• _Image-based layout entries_
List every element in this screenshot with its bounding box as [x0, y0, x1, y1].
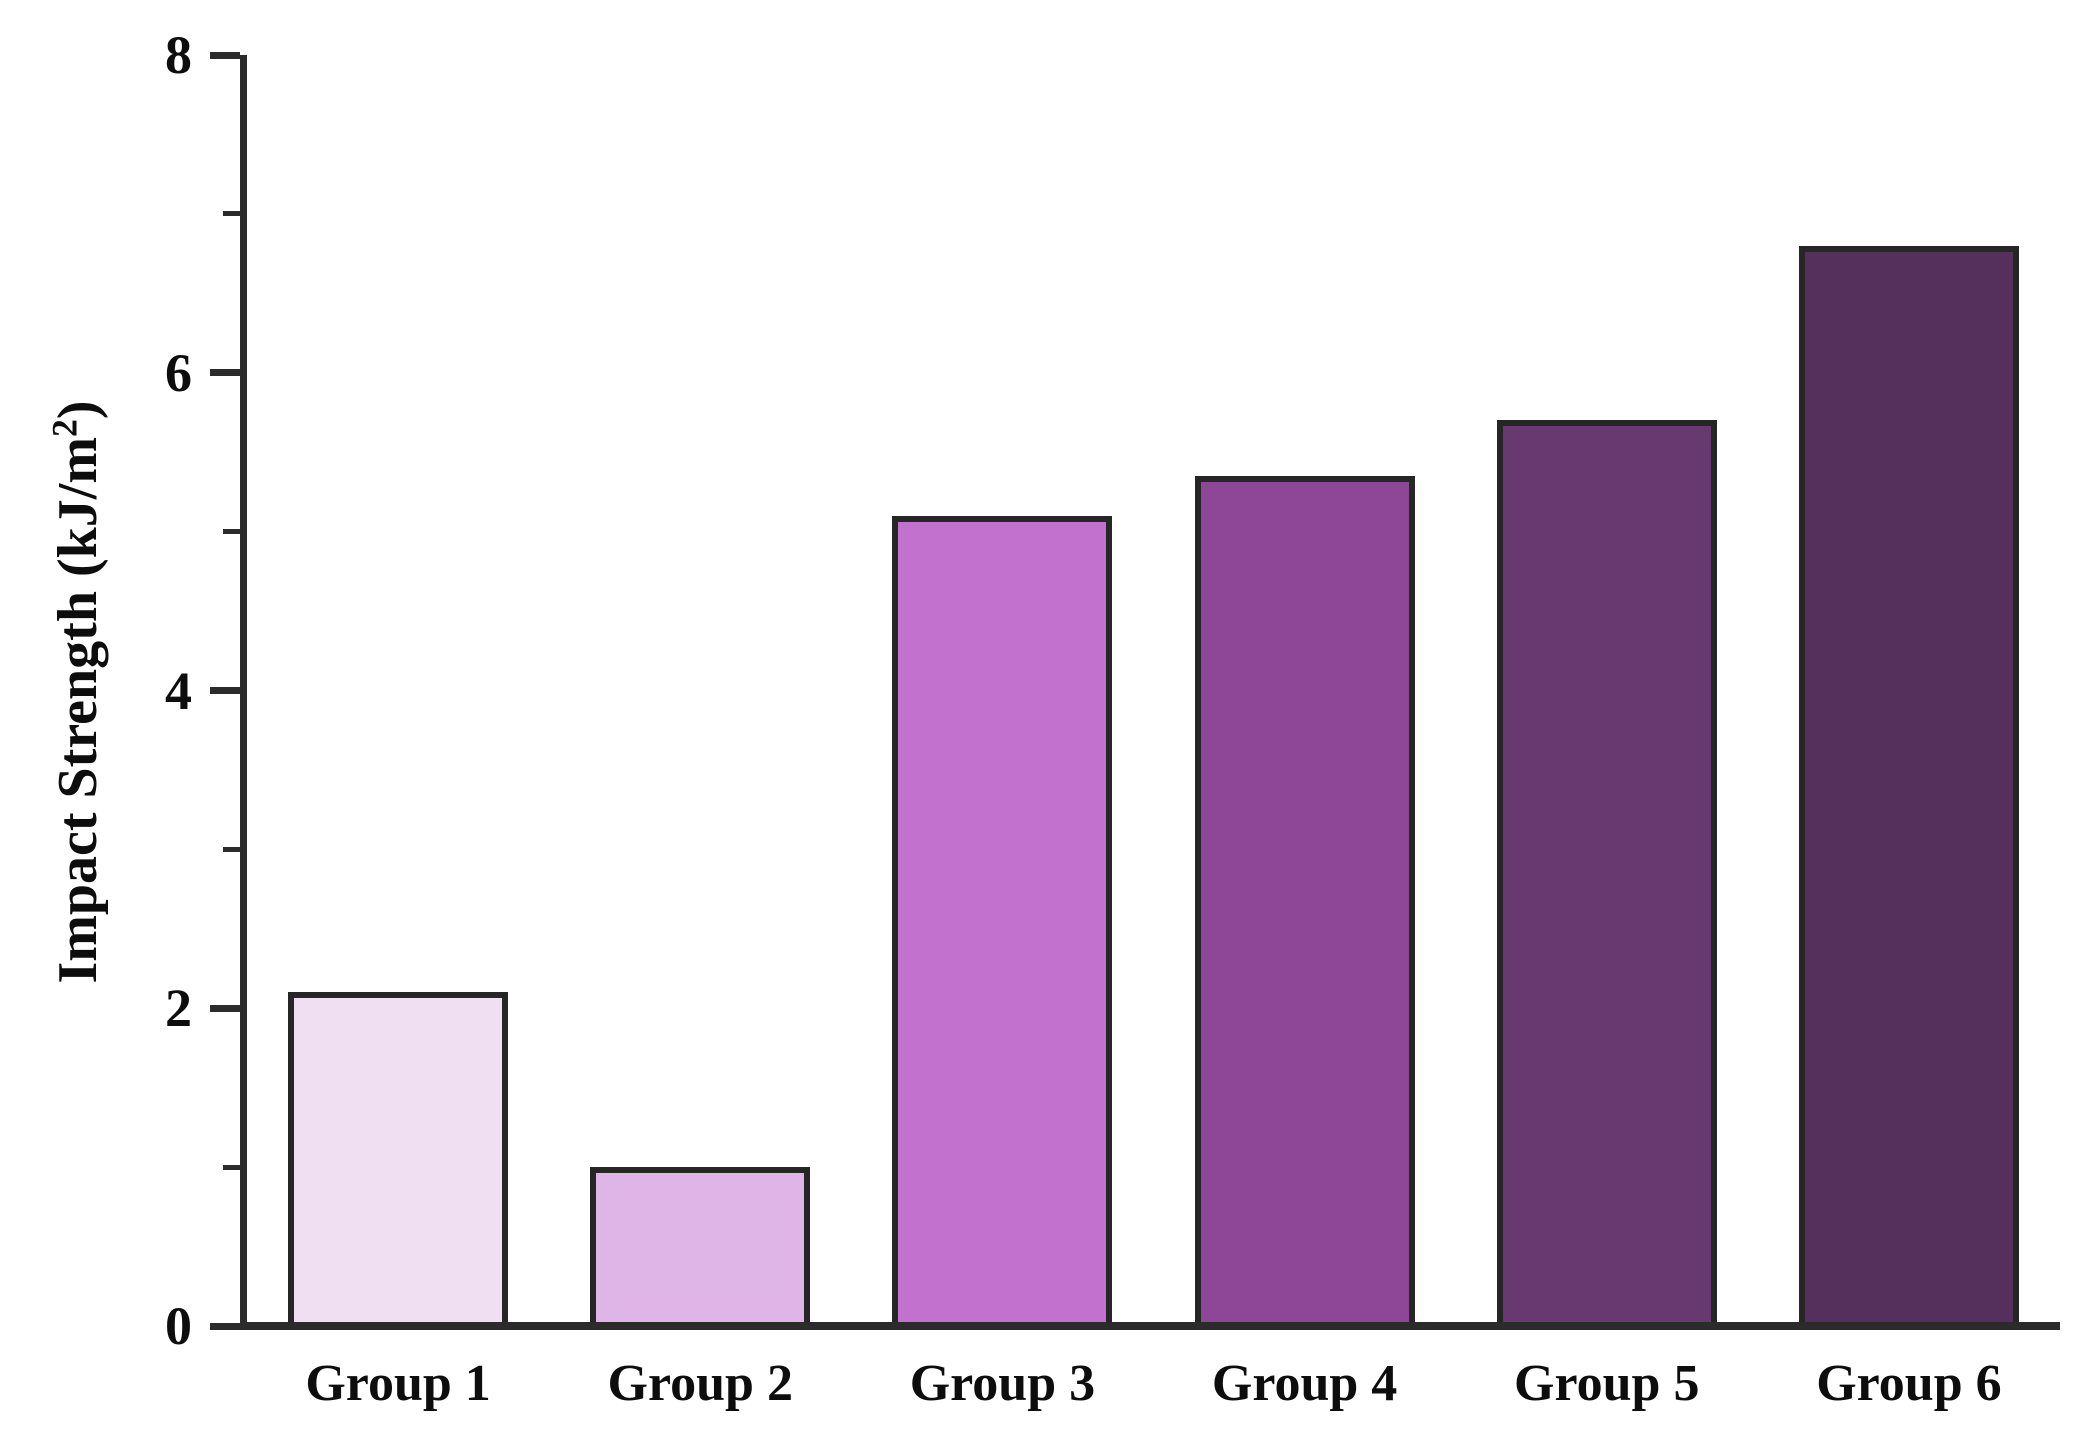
y-minor-tick-1 — [223, 1164, 240, 1170]
bar-group-6 — [1798, 245, 2019, 1326]
x-axis-line — [240, 1322, 2060, 1330]
bar-group-4 — [1194, 476, 1415, 1326]
y-major-tick-6 — [210, 369, 240, 377]
bars-layer — [247, 55, 2060, 1326]
y-major-tick-2 — [210, 1004, 240, 1012]
bar-group-3 — [892, 515, 1113, 1326]
y-major-tick-4 — [210, 687, 240, 694]
bar-group-1 — [288, 992, 509, 1326]
y-tick-label-8: 8 — [165, 25, 192, 85]
y-minor-tick-3 — [223, 846, 240, 852]
y-axis-line — [240, 55, 247, 1330]
x-label-group-1: Group 1 — [305, 1355, 491, 1412]
y-major-tick-8 — [210, 51, 240, 59]
y-minor-tick-5 — [223, 529, 240, 535]
x-axis-labels: Group 1 Group 2 Group 3 Group 4 Group 5 Group… — [247, 1342, 2060, 1426]
y-major-tick-0 — [210, 1322, 240, 1330]
bar-group-2 — [590, 1167, 811, 1326]
y-axis-title-superscript: 2 — [44, 419, 85, 438]
y-tick-label-6: 6 — [165, 342, 192, 403]
x-label-group-6: Group 6 — [1816, 1355, 2002, 1412]
x-label-group-2: Group 2 — [607, 1355, 793, 1412]
plot-area: 0 2 4 6 8 — [165, 25, 2060, 1356]
y-minor-tick-7 — [223, 211, 240, 217]
y-tick-label-4: 4 — [165, 660, 192, 721]
bar-group-5 — [1496, 420, 1717, 1326]
y-tick-label-2: 2 — [165, 978, 192, 1039]
x-label-group-3: Group 3 — [909, 1355, 1096, 1412]
y-tick-label-0: 0 — [165, 1296, 192, 1356]
x-label-group-4: Group 4 — [1211, 1355, 1398, 1412]
x-label-group-5: Group 5 — [1514, 1355, 1700, 1412]
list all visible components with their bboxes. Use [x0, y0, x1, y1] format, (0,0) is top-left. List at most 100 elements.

• _Requirement_
Copy out again, without any change, the lines of the records from the one containing "y-minor-tick-1 — [223, 1164, 240, 1170]" through the end of the records.

• _Final result_
y-minor-tick-1 — [223, 1164, 240, 1170]
bar-group-6 — [1798, 245, 2019, 1326]
x-axis-line — [240, 1322, 2060, 1330]
bar-group-4 — [1194, 476, 1415, 1326]
y-major-tick-6 — [210, 369, 240, 377]
bars-layer — [247, 55, 2060, 1326]
y-major-tick-2 — [210, 1004, 240, 1012]
bar-group-3 — [892, 515, 1113, 1326]
y-major-tick-4 — [210, 687, 240, 694]
bar-group-1 — [288, 992, 509, 1326]
y-tick-label-8: 8 — [165, 25, 192, 85]
y-minor-tick-3 — [223, 846, 240, 852]
y-axis-line — [240, 55, 247, 1330]
x-label-group-1: Group 1 — [305, 1355, 491, 1412]
y-major-tick-8 — [210, 51, 240, 59]
y-minor-tick-5 — [223, 529, 240, 535]
x-axis-labels: Group 1 Group 2 Group 3 Group 4 Group 5 Group… — [247, 1342, 2060, 1426]
y-major-tick-0 — [210, 1322, 240, 1330]
bar-group-2 — [590, 1167, 811, 1326]
y-axis-title-superscript: 2 — [44, 419, 85, 438]
y-tick-label-6: 6 — [165, 342, 192, 403]
x-label-group-6: Group 6 — [1816, 1355, 2002, 1412]
x-label-group-2: Group 2 — [607, 1355, 793, 1412]
plot-area: 0 2 4 6 8 — [165, 25, 2060, 1356]
y-minor-tick-7 — [223, 211, 240, 217]
y-tick-label-4: 4 — [165, 660, 192, 721]
bar-group-5 — [1496, 420, 1717, 1326]
y-tick-label-2: 2 — [165, 978, 192, 1039]
x-label-group-3: Group 3 — [909, 1355, 1096, 1412]
y-tick-label-0: 0 — [165, 1296, 192, 1356]
x-label-group-4: Group 4 — [1211, 1355, 1398, 1412]
x-label-group-5: Group 5 — [1514, 1355, 1700, 1412]
list all visible components with their bboxes. Use [x0, y0, x1, y1] format, (0,0) is top-left. List at most 100 elements.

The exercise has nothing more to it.